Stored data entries
begin
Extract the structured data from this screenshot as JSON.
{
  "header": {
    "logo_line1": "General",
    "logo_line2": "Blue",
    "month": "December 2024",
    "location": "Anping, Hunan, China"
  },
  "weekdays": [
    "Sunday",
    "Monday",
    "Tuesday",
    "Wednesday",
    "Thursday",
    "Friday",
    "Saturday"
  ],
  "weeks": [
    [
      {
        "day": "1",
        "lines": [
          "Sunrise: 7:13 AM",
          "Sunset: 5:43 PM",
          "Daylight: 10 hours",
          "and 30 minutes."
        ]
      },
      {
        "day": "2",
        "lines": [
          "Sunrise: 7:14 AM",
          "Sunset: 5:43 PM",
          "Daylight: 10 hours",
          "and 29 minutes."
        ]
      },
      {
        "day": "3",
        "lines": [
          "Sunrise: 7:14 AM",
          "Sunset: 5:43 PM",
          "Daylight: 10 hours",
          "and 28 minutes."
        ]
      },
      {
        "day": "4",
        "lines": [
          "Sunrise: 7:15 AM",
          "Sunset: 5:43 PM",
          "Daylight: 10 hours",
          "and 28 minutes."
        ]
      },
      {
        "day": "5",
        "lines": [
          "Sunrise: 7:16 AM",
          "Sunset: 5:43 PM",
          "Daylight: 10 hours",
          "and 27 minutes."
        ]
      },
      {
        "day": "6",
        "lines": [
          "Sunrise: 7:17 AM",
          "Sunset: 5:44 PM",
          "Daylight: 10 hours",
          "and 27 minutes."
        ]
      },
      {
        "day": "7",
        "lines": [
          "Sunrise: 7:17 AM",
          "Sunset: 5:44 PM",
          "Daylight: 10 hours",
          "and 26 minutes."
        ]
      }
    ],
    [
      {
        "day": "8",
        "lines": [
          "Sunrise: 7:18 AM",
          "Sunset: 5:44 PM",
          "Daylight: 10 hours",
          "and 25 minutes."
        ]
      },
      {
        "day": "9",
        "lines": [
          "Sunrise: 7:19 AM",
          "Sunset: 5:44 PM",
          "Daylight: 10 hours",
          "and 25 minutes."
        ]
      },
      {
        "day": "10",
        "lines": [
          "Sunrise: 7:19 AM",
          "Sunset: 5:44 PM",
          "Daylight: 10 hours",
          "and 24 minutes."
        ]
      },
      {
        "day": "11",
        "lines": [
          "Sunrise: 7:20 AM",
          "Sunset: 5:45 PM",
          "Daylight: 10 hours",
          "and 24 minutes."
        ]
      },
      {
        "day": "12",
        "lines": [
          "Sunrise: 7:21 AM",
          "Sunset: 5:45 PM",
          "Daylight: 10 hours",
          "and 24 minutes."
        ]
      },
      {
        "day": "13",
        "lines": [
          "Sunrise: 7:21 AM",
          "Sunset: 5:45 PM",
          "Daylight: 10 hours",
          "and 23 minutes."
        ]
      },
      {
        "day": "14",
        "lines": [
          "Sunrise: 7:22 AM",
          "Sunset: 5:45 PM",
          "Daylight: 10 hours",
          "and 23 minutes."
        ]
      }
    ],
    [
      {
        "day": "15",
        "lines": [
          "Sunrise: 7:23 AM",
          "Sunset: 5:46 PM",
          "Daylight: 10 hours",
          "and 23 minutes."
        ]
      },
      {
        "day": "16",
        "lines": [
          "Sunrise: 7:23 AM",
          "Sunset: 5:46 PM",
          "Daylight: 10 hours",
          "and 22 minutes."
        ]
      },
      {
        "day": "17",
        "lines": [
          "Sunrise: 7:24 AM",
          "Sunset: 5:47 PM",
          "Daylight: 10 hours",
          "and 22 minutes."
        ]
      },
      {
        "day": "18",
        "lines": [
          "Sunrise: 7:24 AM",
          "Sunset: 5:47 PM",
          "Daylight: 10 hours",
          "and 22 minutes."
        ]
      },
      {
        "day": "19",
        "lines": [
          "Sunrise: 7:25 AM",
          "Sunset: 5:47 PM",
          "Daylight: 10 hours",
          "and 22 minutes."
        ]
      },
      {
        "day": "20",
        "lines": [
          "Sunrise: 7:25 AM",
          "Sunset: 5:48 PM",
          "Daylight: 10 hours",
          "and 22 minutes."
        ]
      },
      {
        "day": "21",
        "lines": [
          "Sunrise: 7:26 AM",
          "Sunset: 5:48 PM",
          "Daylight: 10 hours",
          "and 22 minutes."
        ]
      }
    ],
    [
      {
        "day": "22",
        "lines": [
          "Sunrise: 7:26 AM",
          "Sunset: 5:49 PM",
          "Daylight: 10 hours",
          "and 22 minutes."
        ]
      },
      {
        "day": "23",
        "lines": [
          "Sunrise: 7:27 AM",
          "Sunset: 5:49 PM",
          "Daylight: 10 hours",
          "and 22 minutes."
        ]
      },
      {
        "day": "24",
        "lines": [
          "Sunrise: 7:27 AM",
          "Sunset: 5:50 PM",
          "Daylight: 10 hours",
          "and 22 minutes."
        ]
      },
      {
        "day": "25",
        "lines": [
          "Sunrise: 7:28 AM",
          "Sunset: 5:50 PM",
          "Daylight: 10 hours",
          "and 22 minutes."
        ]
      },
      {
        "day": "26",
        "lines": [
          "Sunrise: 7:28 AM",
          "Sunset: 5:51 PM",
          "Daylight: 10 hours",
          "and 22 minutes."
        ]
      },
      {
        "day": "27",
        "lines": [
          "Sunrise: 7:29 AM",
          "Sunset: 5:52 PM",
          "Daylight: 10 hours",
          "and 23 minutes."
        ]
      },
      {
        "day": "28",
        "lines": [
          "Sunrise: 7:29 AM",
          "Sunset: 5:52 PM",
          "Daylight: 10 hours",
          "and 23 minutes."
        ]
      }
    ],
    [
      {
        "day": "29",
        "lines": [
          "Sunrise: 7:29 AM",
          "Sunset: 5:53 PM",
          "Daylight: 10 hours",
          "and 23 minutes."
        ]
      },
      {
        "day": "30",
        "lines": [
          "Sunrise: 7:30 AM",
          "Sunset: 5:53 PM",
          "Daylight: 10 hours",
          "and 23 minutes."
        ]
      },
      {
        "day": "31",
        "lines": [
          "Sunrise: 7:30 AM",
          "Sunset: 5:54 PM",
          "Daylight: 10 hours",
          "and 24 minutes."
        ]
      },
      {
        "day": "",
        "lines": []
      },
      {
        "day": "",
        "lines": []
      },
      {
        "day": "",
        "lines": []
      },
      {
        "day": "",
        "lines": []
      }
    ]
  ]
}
end
◆ Written instruction
Above are the records; retype every one exactly.

◆ Finished task
Extract the structured data from this screenshot as JSON.
{
  "header": {
    "logo_line1": "General",
    "logo_line2": "Blue",
    "month": "December 2024",
    "location": "Anping, Hunan, China"
  },
  "weekdays": [
    "Sunday",
    "Monday",
    "Tuesday",
    "Wednesday",
    "Thursday",
    "Friday",
    "Saturday"
  ],
  "weeks": [
    [
      {
        "day": "1",
        "lines": [
          "Sunrise: 7:13 AM",
          "Sunset: 5:43 PM",
          "Daylight: 10 hours",
          "and 30 minutes."
        ]
      },
      {
        "day": "2",
        "lines": [
          "Sunrise: 7:14 AM",
          "Sunset: 5:43 PM",
          "Daylight: 10 hours",
          "and 29 minutes."
        ]
      },
      {
        "day": "3",
        "lines": [
          "Sunrise: 7:14 AM",
          "Sunset: 5:43 PM",
          "Daylight: 10 hours",
          "and 28 minutes."
        ]
      },
      {
        "day": "4",
        "lines": [
          "Sunrise: 7:15 AM",
          "Sunset: 5:43 PM",
          "Daylight: 10 hours",
          "and 28 minutes."
        ]
      },
      {
        "day": "5",
        "lines": [
          "Sunrise: 7:16 AM",
          "Sunset: 5:43 PM",
          "Daylight: 10 hours",
          "and 27 minutes."
        ]
      },
      {
        "day": "6",
        "lines": [
          "Sunrise: 7:17 AM",
          "Sunset: 5:44 PM",
          "Daylight: 10 hours",
          "and 27 minutes."
        ]
      },
      {
        "day": "7",
        "lines": [
          "Sunrise: 7:17 AM",
          "Sunset: 5:44 PM",
          "Daylight: 10 hours",
          "and 26 minutes."
        ]
      }
    ],
    [
      {
        "day": "8",
        "lines": [
          "Sunrise: 7:18 AM",
          "Sunset: 5:44 PM",
          "Daylight: 10 hours",
          "and 25 minutes."
        ]
      },
      {
        "day": "9",
        "lines": [
          "Sunrise: 7:19 AM",
          "Sunset: 5:44 PM",
          "Daylight: 10 hours",
          "and 25 minutes."
        ]
      },
      {
        "day": "10",
        "lines": [
          "Sunrise: 7:19 AM",
          "Sunset: 5:44 PM",
          "Daylight: 10 hours",
          "and 24 minutes."
        ]
      },
      {
        "day": "11",
        "lines": [
          "Sunrise: 7:20 AM",
          "Sunset: 5:45 PM",
          "Daylight: 10 hours",
          "and 24 minutes."
        ]
      },
      {
        "day": "12",
        "lines": [
          "Sunrise: 7:21 AM",
          "Sunset: 5:45 PM",
          "Daylight: 10 hours",
          "and 24 minutes."
        ]
      },
      {
        "day": "13",
        "lines": [
          "Sunrise: 7:21 AM",
          "Sunset: 5:45 PM",
          "Daylight: 10 hours",
          "and 23 minutes."
        ]
      },
      {
        "day": "14",
        "lines": [
          "Sunrise: 7:22 AM",
          "Sunset: 5:45 PM",
          "Daylight: 10 hours",
          "and 23 minutes."
        ]
      }
    ],
    [
      {
        "day": "15",
        "lines": [
          "Sunrise: 7:23 AM",
          "Sunset: 5:46 PM",
          "Daylight: 10 hours",
          "and 23 minutes."
        ]
      },
      {
        "day": "16",
        "lines": [
          "Sunrise: 7:23 AM",
          "Sunset: 5:46 PM",
          "Daylight: 10 hours",
          "and 22 minutes."
        ]
      },
      {
        "day": "17",
        "lines": [
          "Sunrise: 7:24 AM",
          "Sunset: 5:47 PM",
          "Daylight: 10 hours",
          "and 22 minutes."
        ]
      },
      {
        "day": "18",
        "lines": [
          "Sunrise: 7:24 AM",
          "Sunset: 5:47 PM",
          "Daylight: 10 hours",
          "and 22 minutes."
        ]
      },
      {
        "day": "19",
        "lines": [
          "Sunrise: 7:25 AM",
          "Sunset: 5:47 PM",
          "Daylight: 10 hours",
          "and 22 minutes."
        ]
      },
      {
        "day": "20",
        "lines": [
          "Sunrise: 7:25 AM",
          "Sunset: 5:48 PM",
          "Daylight: 10 hours",
          "and 22 minutes."
        ]
      },
      {
        "day": "21",
        "lines": [
          "Sunrise: 7:26 AM",
          "Sunset: 5:48 PM",
          "Daylight: 10 hours",
          "and 22 minutes."
        ]
      }
    ],
    [
      {
        "day": "22",
        "lines": [
          "Sunrise: 7:26 AM",
          "Sunset: 5:49 PM",
          "Daylight: 10 hours",
          "and 22 minutes."
        ]
      },
      {
        "day": "23",
        "lines": [
          "Sunrise: 7:27 AM",
          "Sunset: 5:49 PM",
          "Daylight: 10 hours",
          "and 22 minutes."
        ]
      },
      {
        "day": "24",
        "lines": [
          "Sunrise: 7:27 AM",
          "Sunset: 5:50 PM",
          "Daylight: 10 hours",
          "and 22 minutes."
        ]
      },
      {
        "day": "25",
        "lines": [
          "Sunrise: 7:28 AM",
          "Sunset: 5:50 PM",
          "Daylight: 10 hours",
          "and 22 minutes."
        ]
      },
      {
        "day": "26",
        "lines": [
          "Sunrise: 7:28 AM",
          "Sunset: 5:51 PM",
          "Daylight: 10 hours",
          "and 22 minutes."
        ]
      },
      {
        "day": "27",
        "lines": [
          "Sunrise: 7:29 AM",
          "Sunset: 5:52 PM",
          "Daylight: 10 hours",
          "and 23 minutes."
        ]
      },
      {
        "day": "28",
        "lines": [
          "Sunrise: 7:29 AM",
          "Sunset: 5:52 PM",
          "Daylight: 10 hours",
          "and 23 minutes."
        ]
      }
    ],
    [
      {
        "day": "29",
        "lines": [
          "Sunrise: 7:29 AM",
          "Sunset: 5:53 PM",
          "Daylight: 10 hours",
          "and 23 minutes."
        ]
      },
      {
        "day": "30",
        "lines": [
          "Sunrise: 7:30 AM",
          "Sunset: 5:53 PM",
          "Daylight: 10 hours",
          "and 23 minutes."
        ]
      },
      {
        "day": "31",
        "lines": [
          "Sunrise: 7:30 AM",
          "Sunset: 5:54 PM",
          "Daylight: 10 hours",
          "and 24 minutes."
        ]
      },
      {
        "day": "",
        "lines": []
      },
      {
        "day": "",
        "lines": []
      },
      {
        "day": "",
        "lines": []
      },
      {
        "day": "",
        "lines": []
      }
    ]
  ]
}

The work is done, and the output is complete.